__Given exercise__. In the rows below, copy each line word for word, beginning with the line that contains "x-tick-label: 120 [788, 383, 813, 400]" and ending after the line that contains "y-tick-label: 40 [585, 270, 602, 287]".

[Visual layout records]
(begin)
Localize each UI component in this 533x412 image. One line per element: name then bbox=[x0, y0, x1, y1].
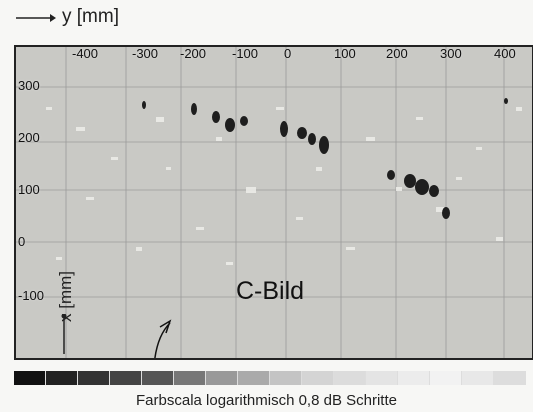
y-tick-label: -200 bbox=[180, 46, 207, 61]
color-scale-swatch bbox=[494, 371, 526, 385]
x-axis-arrow bbox=[61, 314, 67, 354]
c-scan-plot bbox=[14, 45, 533, 360]
y-axis-title: y [mm] bbox=[62, 6, 119, 27]
x-tick-label: -100 bbox=[18, 288, 45, 303]
annotation-arrow bbox=[154, 319, 172, 358]
color-scale-swatch bbox=[270, 371, 302, 385]
y-tick-label: 0 bbox=[284, 46, 292, 61]
y-axis-arrow bbox=[16, 14, 56, 22]
defect-indications bbox=[142, 98, 508, 219]
color-scale-swatch bbox=[334, 371, 366, 385]
color-scale-swatch bbox=[46, 371, 78, 385]
c-scan-label: C-Bild bbox=[236, 277, 305, 305]
color-scale-swatch bbox=[302, 371, 334, 385]
color-scale-swatch bbox=[14, 371, 46, 385]
color-scale-bar bbox=[14, 371, 526, 385]
color-scale-swatch bbox=[238, 371, 270, 385]
x-tick-label: 300 bbox=[18, 78, 40, 93]
x-tick-label: 200 bbox=[18, 130, 40, 145]
color-scale-swatch bbox=[430, 371, 462, 385]
y-tick-label: -100 bbox=[232, 46, 259, 61]
color-scale-swatch bbox=[462, 371, 494, 385]
y-tick-label: 300 bbox=[440, 46, 462, 61]
color-scale-swatch bbox=[78, 371, 110, 385]
color-scale-caption: Farbscala logarithmisch 0,8 dB Schritte bbox=[136, 392, 397, 409]
y-tick-label: 100 bbox=[334, 46, 356, 61]
c-scan-image bbox=[16, 47, 532, 358]
color-scale-swatch bbox=[142, 371, 174, 385]
y-tick-label: -400 bbox=[72, 46, 99, 61]
y-tick-label: 200 bbox=[386, 46, 408, 61]
speckle bbox=[46, 107, 522, 265]
color-scale-swatch bbox=[110, 371, 142, 385]
x-tick-label: 0 bbox=[18, 234, 26, 249]
color-scale-swatch bbox=[366, 371, 398, 385]
y-tick-label: -300 bbox=[132, 46, 159, 61]
y-tick-label: 400 bbox=[494, 46, 516, 61]
x-tick-label: 100 bbox=[18, 182, 40, 197]
color-scale-swatch bbox=[398, 371, 430, 385]
color-scale-swatch bbox=[174, 371, 206, 385]
color-scale-swatch bbox=[206, 371, 238, 385]
grid-lines bbox=[16, 47, 532, 358]
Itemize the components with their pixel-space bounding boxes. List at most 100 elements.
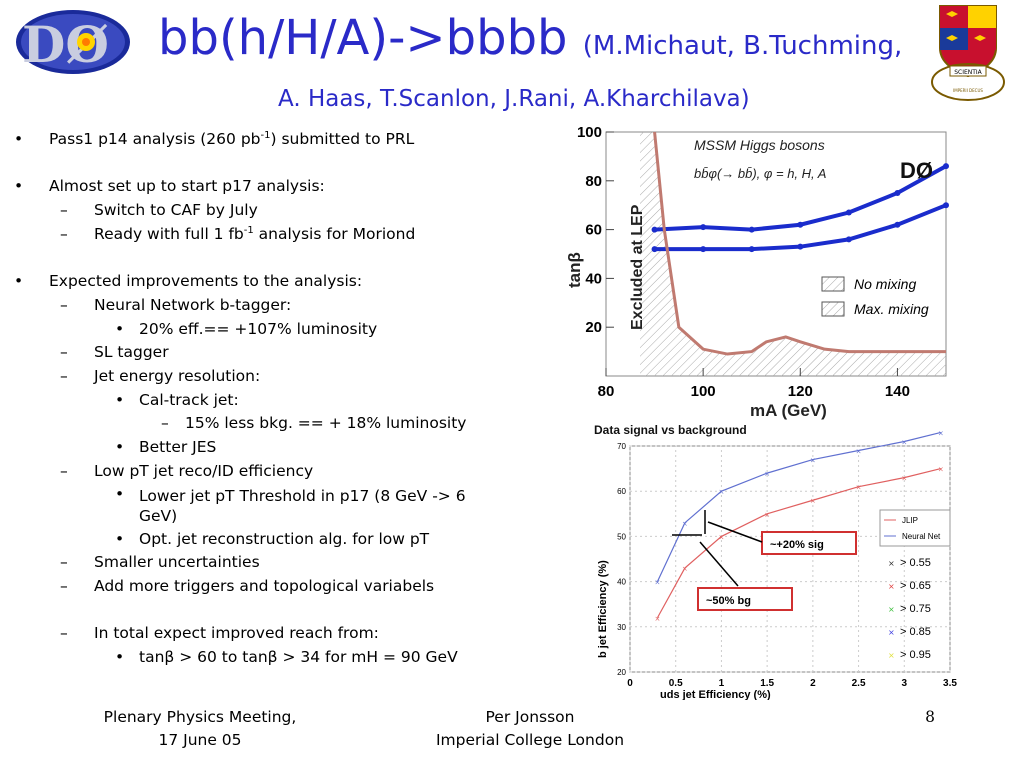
x-tick-label: 120 [788, 383, 813, 400]
excluded-lep-label: Excluded at LEP [629, 204, 646, 330]
sub-bullet-item: – Jet energy resolution: [60, 367, 261, 385]
title-authors-line2: A. Haas, T.Scanlon, J.Rani, A.Kharchilav… [278, 86, 750, 112]
bullet-list: • Pass1 p14 analysis (260 pb-1) submitted… [14, 128, 514, 670]
footer-meeting: Plenary Physics Meeting, 17 June 05 [82, 706, 318, 752]
x-tick-label: 100 [691, 383, 716, 400]
bullet-text: Smaller uncertainties [94, 553, 260, 572]
x-axis-label: mA (GeV) [750, 401, 827, 420]
legend-jlip: JLIP [902, 516, 918, 525]
efficiency-curve [656, 431, 942, 582]
title-main-text: bb(h/H/A)->bbbb [158, 10, 568, 66]
svg-text:SCIENTIA: SCIENTIA [954, 69, 982, 76]
annotation-box-sig [761, 531, 857, 555]
y-tick-label: 40 [585, 270, 602, 287]
bullet-text: Pass1 p14 analysis (260 pb [49, 130, 261, 148]
x-tick-label: 0.5 [669, 678, 683, 689]
sub-sub-bullet-item: • Cal-track jet: [115, 390, 239, 409]
svg-text:IMPERII DECUS: IMPERII DECUS [953, 88, 983, 93]
superscript: -1 [260, 129, 271, 141]
cut-legend-label: > 0.85 [900, 626, 931, 638]
annotation-sig: ~+20% sig [770, 539, 824, 551]
data-point [845, 209, 852, 216]
bullet-text: Switch to CAF by July [94, 201, 258, 220]
data-point: × [856, 484, 862, 492]
y-tick-label: 50 [617, 532, 626, 541]
bullet-text: 15% less bkg. == + 18% luminosity [185, 414, 467, 433]
bullet-text: SL tagger [94, 343, 169, 362]
data-point [894, 221, 901, 228]
signal-vs-background-chart: Data signal vs background × × × × × × × × × × × × × ×… [594, 423, 957, 700]
bullet-text: Better JES [139, 438, 217, 457]
data-point: × [654, 615, 660, 623]
cut-legend-label: > 0.95 [900, 649, 931, 661]
bullet-text-end: ) submitted to PRL [270, 130, 415, 148]
data-point: × [856, 448, 862, 456]
x-tick-label: 3.5 [943, 678, 957, 689]
sub-sub-bullet-item: • Better JES [115, 438, 217, 457]
x-tick-label: 2.5 [852, 678, 866, 689]
x-tick-label: 2 [810, 678, 816, 689]
bullet-text: In total expect improved reach from: [94, 624, 379, 643]
data-point [700, 224, 707, 231]
data-point: × [901, 475, 907, 483]
data-point [943, 163, 949, 170]
y-tick-label: 60 [585, 222, 602, 239]
bullet-text: 20% eff.== +107% luminosity [139, 319, 378, 338]
bullet-text: Low pT jet reco/ID efficiency [94, 461, 314, 480]
imperial-college-crest-icon: SCIENTIA IMPERII DECUS [931, 5, 1005, 101]
y-tick-label: 40 [617, 578, 626, 587]
bullet-text: Neural Network b-tagger: [94, 295, 292, 314]
sub-bullet-item: – SL tagger [60, 343, 169, 362]
x-tick-label: 1 [719, 678, 725, 689]
sub-bullet-item: – Add more triggers and topological varia… [60, 576, 435, 595]
x-axis-label: uds jet Efficiency (%) [660, 689, 771, 700]
data-point: × [718, 533, 724, 541]
cut-legend-label: > 0.55 [900, 557, 931, 569]
data-point: × [764, 511, 770, 519]
arrow-to-bg [699, 541, 739, 587]
cut-legend-marker: × [888, 628, 895, 637]
cut-legend-marker: × [888, 559, 895, 568]
legend-max-mixing: Max. mixing [854, 301, 929, 317]
annotation-box-bg [697, 587, 793, 611]
data-point: × [810, 497, 816, 505]
data-point [748, 226, 755, 233]
annotation-bg: ~50% bg [706, 595, 751, 607]
data-point [651, 246, 658, 253]
data-point [748, 246, 755, 253]
efficiency-curve [656, 468, 942, 619]
y-tick-label: 20 [585, 319, 602, 336]
lep-boundary-curve [653, 131, 946, 356]
legend-box [879, 509, 951, 547]
footer-author: Per Jonsson Imperial College London [400, 706, 660, 752]
data-point [700, 246, 707, 253]
bullet-item: • Almost set up to start p17 analysis: [14, 177, 325, 196]
page-number: 8 [925, 708, 935, 726]
y-tick-label: 100 [577, 124, 602, 141]
x-tick-label: 3 [902, 678, 908, 689]
data-point: × [810, 457, 816, 465]
sub-sub-bullet-item: • Lower jet pT Threshold in p17 (8 GeV ->… [115, 484, 466, 525]
y-axis-label: b jet Efficiency (%) [597, 560, 609, 658]
x-tick-label: 0 [627, 678, 633, 689]
slide-title: bb(h/H/A)->bbbb (M.Michaut, B.Tuchming, [158, 10, 902, 74]
bullet-text: tanβ > 60 to tanβ > 34 for mH = 90 GeV [139, 648, 458, 667]
bullet-text: Cal-track jet: [139, 390, 239, 409]
footer-institution: Imperial College London [435, 731, 625, 749]
cut-legend-label: > 0.65 [900, 580, 931, 592]
bullet-text: Lower jet pT Threshold in p17 (8 GeV -> … [139, 486, 466, 525]
cut-legend-marker: × [888, 605, 895, 614]
data-point: × [901, 438, 907, 446]
tanbeta-exclusion-chart: 80 100 120 140 20 40 60 80 100 MSSM Higgs bosons… [565, 124, 949, 420]
data-point: × [654, 579, 660, 587]
bullet-text: Add more triggers and topological variab… [94, 576, 435, 595]
y-tick-label: 80 [585, 173, 602, 190]
data-point [797, 221, 804, 228]
y-tick-label: 30 [617, 623, 626, 632]
data-point: × [718, 488, 724, 496]
superscript: -1 [243, 224, 254, 236]
data-point: × [938, 466, 944, 474]
arrow-to-sig [707, 521, 763, 543]
footer-meeting-name: Plenary Physics Meeting, [103, 708, 297, 726]
chart-title: Data signal vs background [594, 423, 747, 437]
(end)
__Written solution__.
x-tick-label: 120 [788, 383, 813, 400]
excluded-lep-label: Excluded at LEP [629, 204, 646, 330]
sub-bullet-item: – Jet energy resolution: [60, 367, 261, 385]
title-authors-line2: A. Haas, T.Scanlon, J.Rani, A.Kharchilav… [278, 86, 750, 112]
bullet-list: • Pass1 p14 analysis (260 pb-1) submitted… [14, 128, 514, 670]
footer-meeting: Plenary Physics Meeting, 17 June 05 [82, 706, 318, 752]
x-tick-label: 100 [691, 383, 716, 400]
bullet-text: Smaller uncertainties [94, 553, 260, 572]
x-axis-label: mA (GeV) [750, 401, 827, 420]
legend-jlip: JLIP [902, 516, 918, 525]
efficiency-curve [656, 431, 942, 582]
title-main-text: bb(h/H/A)->bbbb [158, 10, 568, 66]
svg-text:SCIENTIA: SCIENTIA [954, 69, 982, 76]
annotation-box-sig [761, 531, 857, 555]
y-tick-label: 40 [585, 270, 602, 287]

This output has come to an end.